[start]

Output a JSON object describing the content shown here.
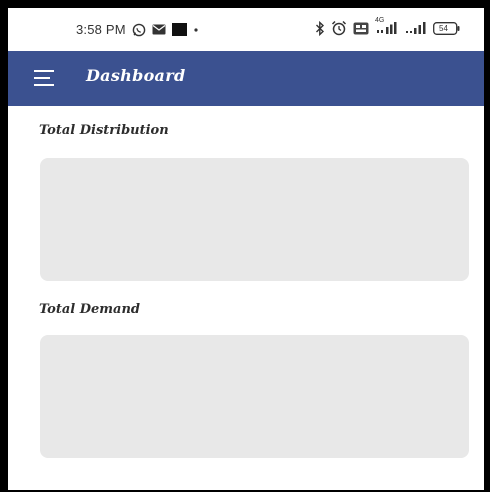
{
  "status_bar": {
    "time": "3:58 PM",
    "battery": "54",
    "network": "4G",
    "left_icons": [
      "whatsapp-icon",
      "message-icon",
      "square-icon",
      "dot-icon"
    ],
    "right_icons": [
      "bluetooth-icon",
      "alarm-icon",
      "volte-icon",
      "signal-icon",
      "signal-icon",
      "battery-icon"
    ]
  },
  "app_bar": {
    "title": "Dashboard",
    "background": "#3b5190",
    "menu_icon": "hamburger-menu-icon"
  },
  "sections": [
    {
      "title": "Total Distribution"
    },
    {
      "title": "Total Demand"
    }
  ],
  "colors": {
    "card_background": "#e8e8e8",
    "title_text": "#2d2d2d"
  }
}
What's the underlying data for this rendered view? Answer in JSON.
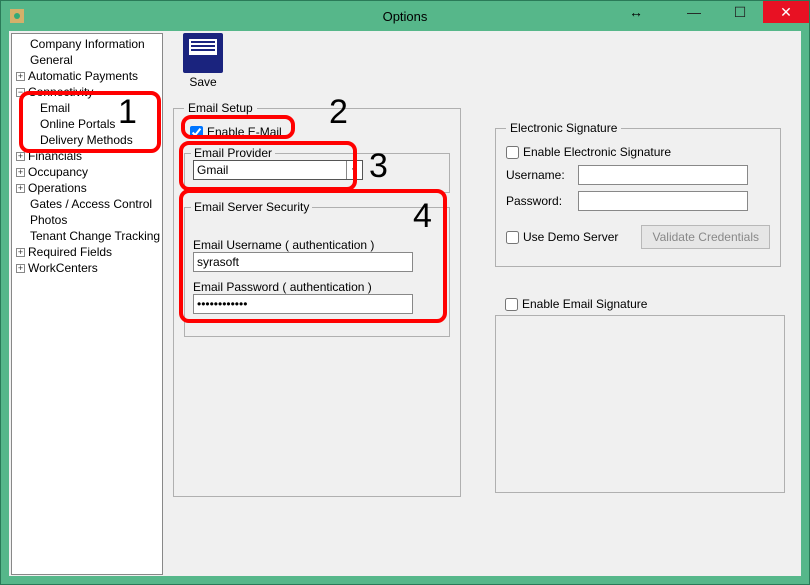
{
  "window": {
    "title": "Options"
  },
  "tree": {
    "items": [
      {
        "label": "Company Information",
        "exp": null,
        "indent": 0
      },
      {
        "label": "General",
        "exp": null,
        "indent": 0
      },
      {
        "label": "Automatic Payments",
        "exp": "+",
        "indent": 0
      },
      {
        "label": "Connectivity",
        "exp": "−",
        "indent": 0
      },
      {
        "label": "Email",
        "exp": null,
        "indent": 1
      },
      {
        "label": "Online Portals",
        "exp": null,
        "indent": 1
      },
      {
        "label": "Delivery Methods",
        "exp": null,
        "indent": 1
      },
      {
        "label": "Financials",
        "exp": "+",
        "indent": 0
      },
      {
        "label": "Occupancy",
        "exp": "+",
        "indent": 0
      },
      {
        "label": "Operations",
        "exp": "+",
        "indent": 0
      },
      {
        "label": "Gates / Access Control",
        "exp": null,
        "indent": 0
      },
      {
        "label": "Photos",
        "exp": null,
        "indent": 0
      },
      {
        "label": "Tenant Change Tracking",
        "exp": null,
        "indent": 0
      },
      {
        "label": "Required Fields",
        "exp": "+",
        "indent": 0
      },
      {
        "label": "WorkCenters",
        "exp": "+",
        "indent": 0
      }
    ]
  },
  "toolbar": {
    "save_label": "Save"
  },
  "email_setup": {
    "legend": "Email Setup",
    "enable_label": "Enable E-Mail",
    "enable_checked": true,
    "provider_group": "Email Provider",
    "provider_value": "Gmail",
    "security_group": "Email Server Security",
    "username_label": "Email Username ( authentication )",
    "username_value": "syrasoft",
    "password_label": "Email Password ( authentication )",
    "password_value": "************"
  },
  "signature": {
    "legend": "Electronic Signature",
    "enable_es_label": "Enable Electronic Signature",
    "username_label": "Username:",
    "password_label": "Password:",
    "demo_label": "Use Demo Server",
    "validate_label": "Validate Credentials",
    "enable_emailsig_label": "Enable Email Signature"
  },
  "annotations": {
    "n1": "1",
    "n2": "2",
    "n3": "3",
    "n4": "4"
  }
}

[end]
[start]

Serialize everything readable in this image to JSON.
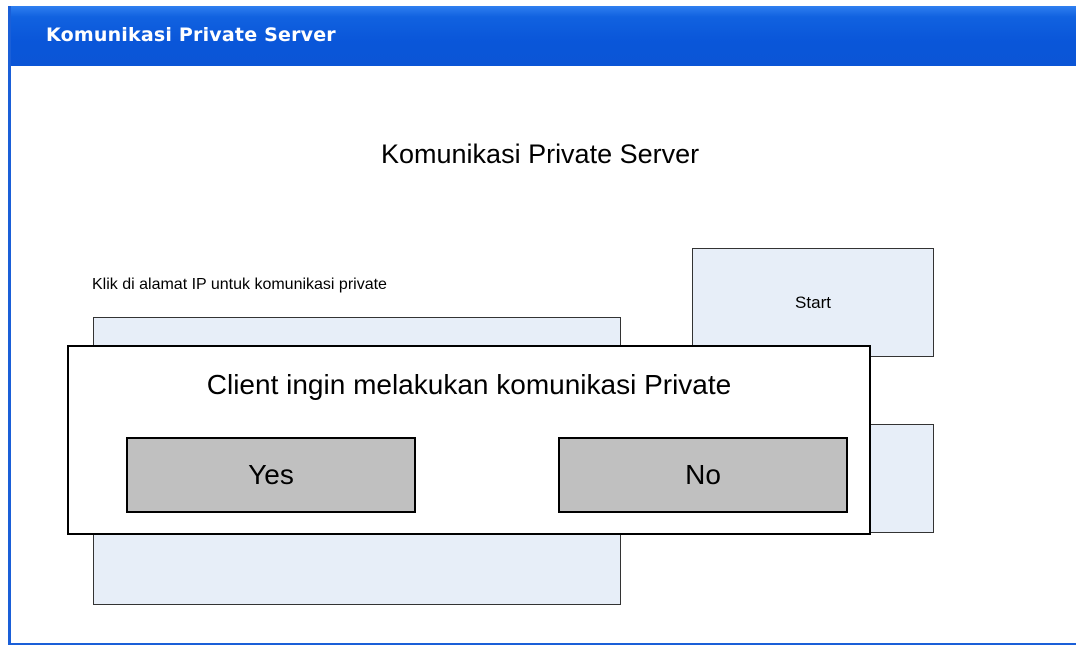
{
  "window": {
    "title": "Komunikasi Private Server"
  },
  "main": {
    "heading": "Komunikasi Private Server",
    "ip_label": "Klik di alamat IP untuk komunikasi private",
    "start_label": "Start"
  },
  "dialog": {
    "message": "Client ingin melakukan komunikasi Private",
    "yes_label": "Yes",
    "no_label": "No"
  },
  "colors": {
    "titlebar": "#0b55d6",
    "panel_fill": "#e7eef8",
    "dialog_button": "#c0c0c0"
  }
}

[end]

**Exercise details:**
Tally the lines in the entries above that hold the word "Electronic". Reply with nothing but that count.

**Expected output:**
2